═════ Given entries

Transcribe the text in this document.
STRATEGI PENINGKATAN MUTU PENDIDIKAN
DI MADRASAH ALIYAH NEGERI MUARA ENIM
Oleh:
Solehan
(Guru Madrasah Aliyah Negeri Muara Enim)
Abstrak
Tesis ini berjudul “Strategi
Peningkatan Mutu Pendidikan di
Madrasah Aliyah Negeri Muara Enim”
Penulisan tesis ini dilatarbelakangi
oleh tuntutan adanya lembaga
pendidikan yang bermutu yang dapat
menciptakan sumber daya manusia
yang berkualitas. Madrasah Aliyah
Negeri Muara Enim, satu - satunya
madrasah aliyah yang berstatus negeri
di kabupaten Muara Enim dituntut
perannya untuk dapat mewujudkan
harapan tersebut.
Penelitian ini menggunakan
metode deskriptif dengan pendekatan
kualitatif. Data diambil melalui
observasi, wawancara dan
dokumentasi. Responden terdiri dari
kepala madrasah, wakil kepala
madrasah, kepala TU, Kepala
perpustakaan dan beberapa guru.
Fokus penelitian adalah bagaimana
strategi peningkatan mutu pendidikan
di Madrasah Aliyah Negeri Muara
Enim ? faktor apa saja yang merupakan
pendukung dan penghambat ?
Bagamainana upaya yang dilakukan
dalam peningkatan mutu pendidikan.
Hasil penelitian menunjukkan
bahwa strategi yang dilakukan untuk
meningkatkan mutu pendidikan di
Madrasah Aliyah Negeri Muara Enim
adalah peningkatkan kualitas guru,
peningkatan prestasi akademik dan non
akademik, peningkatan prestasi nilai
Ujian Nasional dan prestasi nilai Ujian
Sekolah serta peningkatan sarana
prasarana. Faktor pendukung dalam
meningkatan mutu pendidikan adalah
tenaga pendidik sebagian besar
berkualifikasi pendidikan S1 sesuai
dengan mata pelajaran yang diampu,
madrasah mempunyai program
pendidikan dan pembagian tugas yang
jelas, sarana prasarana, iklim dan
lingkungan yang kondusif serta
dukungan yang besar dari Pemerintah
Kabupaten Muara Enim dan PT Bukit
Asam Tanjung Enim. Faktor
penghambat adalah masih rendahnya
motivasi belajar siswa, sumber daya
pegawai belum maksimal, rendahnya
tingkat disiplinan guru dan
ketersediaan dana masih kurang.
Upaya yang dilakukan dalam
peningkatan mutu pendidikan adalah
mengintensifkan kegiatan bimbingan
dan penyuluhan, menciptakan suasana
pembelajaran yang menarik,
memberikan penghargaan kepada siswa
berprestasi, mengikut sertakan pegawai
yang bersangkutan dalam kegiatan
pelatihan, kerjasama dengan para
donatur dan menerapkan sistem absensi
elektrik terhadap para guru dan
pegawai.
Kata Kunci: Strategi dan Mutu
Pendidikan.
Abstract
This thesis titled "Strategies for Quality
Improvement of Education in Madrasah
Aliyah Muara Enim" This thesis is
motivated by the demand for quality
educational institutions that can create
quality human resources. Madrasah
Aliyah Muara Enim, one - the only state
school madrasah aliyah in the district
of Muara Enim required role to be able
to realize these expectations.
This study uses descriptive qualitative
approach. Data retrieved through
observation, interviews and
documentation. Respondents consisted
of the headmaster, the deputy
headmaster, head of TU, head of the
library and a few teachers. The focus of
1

══════════

Exercise brief |
Isolate each line of the listing above that includes "dalam". Copy it.

Correct answer |
dalam peningkatan mutu pendidikan.
prasarana. Faktor pendukung dalam
Upaya yang dilakukan dalam
yang bersangkutan dalam kegiatan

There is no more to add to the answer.